Your instructions:
Make an exact copy of the records, with the images left out.
|---|
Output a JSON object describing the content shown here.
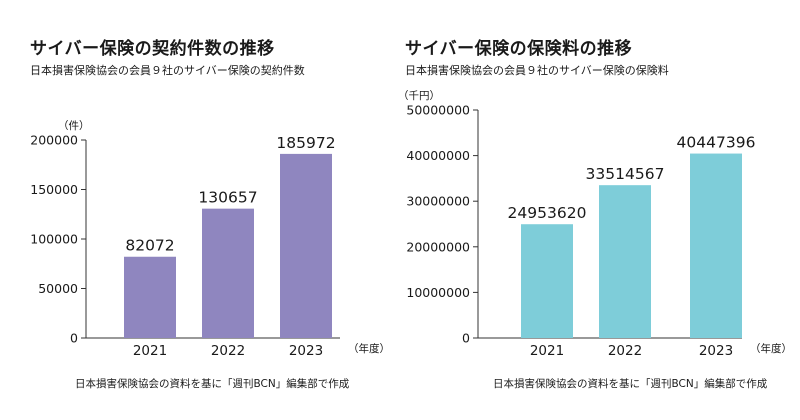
{
  "chart_data": [
    {
      "type": "bar",
      "title": "サイバー保険の契約件数の推移",
      "subtitle": "日本損害保険協会の会員９社のサイバー保険の契約件数",
      "unit_label": "（件）",
      "xlabel_unit": "（年度）",
      "categories": [
        "2021",
        "2022",
        "2023"
      ],
      "values": [
        82072,
        130657,
        185972
      ],
      "value_labels": [
        "82072",
        "130657",
        "185972"
      ],
      "yticks": [
        0,
        50000,
        100000,
        150000,
        200000
      ],
      "ytick_labels": [
        "0",
        "50000",
        "100000",
        "150000",
        "200000"
      ],
      "ylim": [
        0,
        200000
      ],
      "color": "#8f86bf",
      "source": "日本損害保険協会の資料を基に「週刊BCN」編集部で作成"
    },
    {
      "type": "bar",
      "title": "サイバー保険の保険料の推移",
      "subtitle": "日本損害保険協会の会員９社のサイバー保険の保険料",
      "unit_label": "（千円）",
      "xlabel_unit": "（年度）",
      "categories": [
        "2021",
        "2022",
        "2023"
      ],
      "values": [
        24953620,
        33514567,
        40447396
      ],
      "value_labels": [
        "24953620",
        "33514567",
        "40447396"
      ],
      "yticks": [
        0,
        10000000,
        20000000,
        30000000,
        40000000,
        50000000
      ],
      "ytick_labels": [
        "0",
        "10000000",
        "20000000",
        "30000000",
        "40000000",
        "50000000"
      ],
      "ylim": [
        0,
        50000000
      ],
      "color": "#7ecdd9",
      "source": "日本損害保険協会の資料を基に「週刊BCN」編集部で作成"
    }
  ]
}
|---|
Result of this exercise:
Output a JSON object describing the content shown here.
{
  "chart_data": [
    {
      "type": "bar",
      "title": "サイバー保険の契約件数の推移",
      "subtitle": "日本損害保険協会の会員９社のサイバー保険の契約件数",
      "unit_label": "（件）",
      "xlabel_unit": "（年度）",
      "categories": [
        "2021",
        "2022",
        "2023"
      ],
      "values": [
        82072,
        130657,
        185972
      ],
      "value_labels": [
        "82072",
        "130657",
        "185972"
      ],
      "yticks": [
        0,
        50000,
        100000,
        150000,
        200000
      ],
      "ytick_labels": [
        "0",
        "50000",
        "100000",
        "150000",
        "200000"
      ],
      "ylim": [
        0,
        200000
      ],
      "color": "#8f86bf",
      "source": "日本損害保険協会の資料を基に「週刊BCN」編集部で作成"
    },
    {
      "type": "bar",
      "title": "サイバー保険の保険料の推移",
      "subtitle": "日本損害保険協会の会員９社のサイバー保険の保険料",
      "unit_label": "（千円）",
      "xlabel_unit": "（年度）",
      "categories": [
        "2021",
        "2022",
        "2023"
      ],
      "values": [
        24953620,
        33514567,
        40447396
      ],
      "value_labels": [
        "24953620",
        "33514567",
        "40447396"
      ],
      "yticks": [
        0,
        10000000,
        20000000,
        30000000,
        40000000,
        50000000
      ],
      "ytick_labels": [
        "0",
        "10000000",
        "20000000",
        "30000000",
        "40000000",
        "50000000"
      ],
      "ylim": [
        0,
        50000000
      ],
      "color": "#7ecdd9",
      "source": "日本損害保険協会の資料を基に「週刊BCN」編集部で作成"
    }
  ]
}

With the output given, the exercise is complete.